** Start of Data shown **

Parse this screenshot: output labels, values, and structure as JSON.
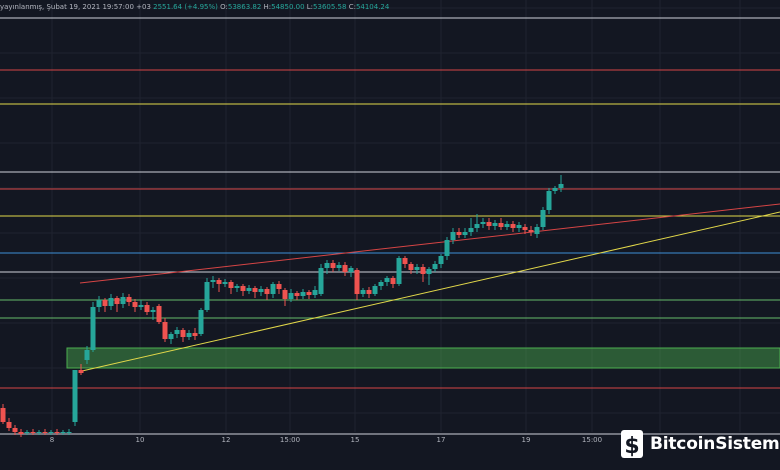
{
  "header": {
    "prefix": "yayınlanmış, Şubat 19, 2021 19:57:00 +03",
    "change": "2551.64 (+4.95%)",
    "o_label": "O:",
    "o_value": "53863.82",
    "h_label": "H:",
    "h_value": "54850.00",
    "l_label": "L:",
    "l_value": "53605.58",
    "c_label": "C:",
    "c_value": "54104.24"
  },
  "watermark": {
    "text": "BitcoinSistemi",
    "icon": "bitcoin-logo-icon"
  },
  "colors": {
    "background": "#131722",
    "up": "#26a69a",
    "down": "#ef5350",
    "grid": "#1f2330",
    "yellow": "#e2d84a",
    "red_line": "#d64545",
    "blue": "#3d8fd6",
    "green": "#66bb6a",
    "white_line": "#cfd2d9",
    "zone": "#4caf50"
  },
  "chart_data": {
    "type": "candlestick",
    "x_ticks": [
      "8",
      "10",
      "12",
      "15:00",
      "15",
      "17",
      "19",
      "15:00"
    ],
    "y_range": [
      0,
      470
    ],
    "horizontal_levels": [
      {
        "y": 452,
        "color": "white_line"
      },
      {
        "y": 400,
        "color": "red_line"
      },
      {
        "y": 366,
        "color": "yellow"
      },
      {
        "y": 298,
        "color": "white_line"
      },
      {
        "y": 281,
        "color": "red_line"
      },
      {
        "y": 254,
        "color": "yellow"
      },
      {
        "y": 217,
        "color": "blue"
      },
      {
        "y": 198,
        "color": "white_line"
      },
      {
        "y": 170,
        "color": "green"
      },
      {
        "y": 152,
        "color": "green"
      },
      {
        "y": 82,
        "color": "red_line"
      },
      {
        "y": 36,
        "color": "white_line"
      }
    ],
    "zone": {
      "y_from": 102,
      "y_to": 122
    },
    "trendlines": [
      {
        "color": "red_line",
        "from": [
          80,
          187
        ],
        "to": [
          780,
          266
        ]
      },
      {
        "color": "yellow",
        "from": [
          82,
          99
        ],
        "to": [
          780,
          258
        ]
      }
    ],
    "candles": [
      [
        0,
        62,
        48,
        66,
        46
      ],
      [
        6,
        48,
        42,
        52,
        39
      ],
      [
        12,
        42,
        38,
        45,
        35
      ],
      [
        18,
        38,
        36,
        41,
        33
      ],
      [
        24,
        37,
        38,
        40,
        35
      ],
      [
        30,
        38,
        37,
        41,
        35
      ],
      [
        36,
        37,
        38,
        40,
        35
      ],
      [
        42,
        38,
        37,
        41,
        35
      ],
      [
        48,
        37,
        38,
        40,
        35
      ],
      [
        54,
        38,
        37,
        41,
        35
      ],
      [
        60,
        37,
        38,
        40,
        35
      ],
      [
        66,
        38,
        38,
        41,
        35
      ],
      [
        72,
        48,
        100,
        100,
        44
      ],
      [
        78,
        100,
        97,
        106,
        95
      ],
      [
        84,
        110,
        120,
        124,
        106
      ],
      [
        90,
        120,
        163,
        168,
        118
      ],
      [
        96,
        163,
        170,
        174,
        158
      ],
      [
        102,
        170,
        164,
        172,
        158
      ],
      [
        108,
        164,
        172,
        176,
        160
      ],
      [
        114,
        172,
        166,
        174,
        158
      ],
      [
        120,
        166,
        173,
        177,
        162
      ],
      [
        126,
        173,
        168,
        176,
        164
      ],
      [
        132,
        168,
        163,
        171,
        158
      ],
      [
        138,
        163,
        165,
        170,
        160
      ],
      [
        144,
        165,
        158,
        168,
        155
      ],
      [
        150,
        158,
        160,
        163,
        150
      ],
      [
        156,
        164,
        148,
        166,
        146
      ],
      [
        162,
        148,
        131,
        152,
        128
      ],
      [
        168,
        131,
        136,
        138,
        126
      ],
      [
        174,
        136,
        140,
        143,
        132
      ],
      [
        180,
        140,
        133,
        142,
        128
      ],
      [
        186,
        133,
        137,
        140,
        130
      ],
      [
        192,
        137,
        134,
        142,
        130
      ],
      [
        198,
        136,
        160,
        162,
        134
      ],
      [
        204,
        160,
        188,
        192,
        158
      ],
      [
        210,
        188,
        190,
        194,
        182
      ],
      [
        216,
        190,
        186,
        192,
        178
      ],
      [
        222,
        186,
        188,
        191,
        183
      ],
      [
        228,
        188,
        182,
        190,
        176
      ],
      [
        234,
        182,
        184,
        186,
        178
      ],
      [
        240,
        184,
        179,
        186,
        174
      ],
      [
        246,
        179,
        182,
        185,
        176
      ],
      [
        252,
        182,
        178,
        184,
        172
      ],
      [
        258,
        178,
        181,
        184,
        174
      ],
      [
        264,
        181,
        176,
        183,
        170
      ],
      [
        270,
        176,
        186,
        188,
        172
      ],
      [
        276,
        186,
        181,
        189,
        176
      ],
      [
        282,
        180,
        171,
        182,
        164
      ],
      [
        288,
        171,
        177,
        181,
        168
      ],
      [
        294,
        177,
        174,
        179,
        170
      ],
      [
        300,
        174,
        178,
        181,
        171
      ],
      [
        306,
        178,
        175,
        180,
        171
      ],
      [
        312,
        175,
        180,
        184,
        172
      ],
      [
        318,
        176,
        202,
        206,
        174
      ],
      [
        324,
        202,
        207,
        210,
        196
      ],
      [
        330,
        207,
        202,
        210,
        198
      ],
      [
        336,
        202,
        205,
        208,
        199
      ],
      [
        342,
        205,
        198,
        208,
        194
      ],
      [
        348,
        198,
        202,
        204,
        193
      ],
      [
        354,
        200,
        176,
        202,
        170
      ],
      [
        360,
        176,
        180,
        182,
        173
      ],
      [
        366,
        180,
        176,
        183,
        172
      ],
      [
        372,
        176,
        184,
        186,
        174
      ],
      [
        378,
        184,
        188,
        190,
        180
      ],
      [
        384,
        188,
        192,
        194,
        184
      ],
      [
        390,
        192,
        186,
        194,
        182
      ],
      [
        396,
        186,
        212,
        214,
        184
      ],
      [
        402,
        212,
        206,
        214,
        202
      ],
      [
        408,
        206,
        200,
        208,
        196
      ],
      [
        414,
        200,
        203,
        206,
        196
      ],
      [
        420,
        203,
        196,
        206,
        188
      ],
      [
        426,
        196,
        201,
        203,
        185
      ],
      [
        432,
        201,
        206,
        209,
        198
      ],
      [
        438,
        206,
        214,
        216,
        202
      ],
      [
        444,
        214,
        230,
        233,
        210
      ],
      [
        450,
        230,
        238,
        242,
        226
      ],
      [
        456,
        238,
        235,
        242,
        232
      ],
      [
        462,
        235,
        238,
        242,
        232
      ],
      [
        468,
        238,
        242,
        252,
        234
      ],
      [
        474,
        242,
        246,
        256,
        238
      ],
      [
        480,
        246,
        248,
        252,
        242
      ],
      [
        486,
        248,
        244,
        252,
        240
      ],
      [
        492,
        244,
        247,
        250,
        240
      ],
      [
        498,
        247,
        243,
        252,
        240
      ],
      [
        504,
        243,
        246,
        249,
        240
      ],
      [
        510,
        246,
        242,
        249,
        238
      ],
      [
        516,
        242,
        245,
        248,
        238
      ],
      [
        522,
        243,
        240,
        246,
        236
      ],
      [
        528,
        240,
        238,
        244,
        234
      ],
      [
        534,
        236,
        243,
        246,
        232
      ],
      [
        540,
        243,
        260,
        263,
        240
      ],
      [
        546,
        260,
        279,
        282,
        256
      ],
      [
        552,
        279,
        282,
        284,
        276
      ],
      [
        558,
        282,
        286,
        295,
        278
      ]
    ]
  }
}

** End of Data shown **

■ **Requirement**
Pick out and copy the lines of the entries that hold the string "yellow".

■ **Exercise answer**
    "yellow": "#e2d84a",
        "color": "yellow"
        "color": "yellow"
        "color": "yellow",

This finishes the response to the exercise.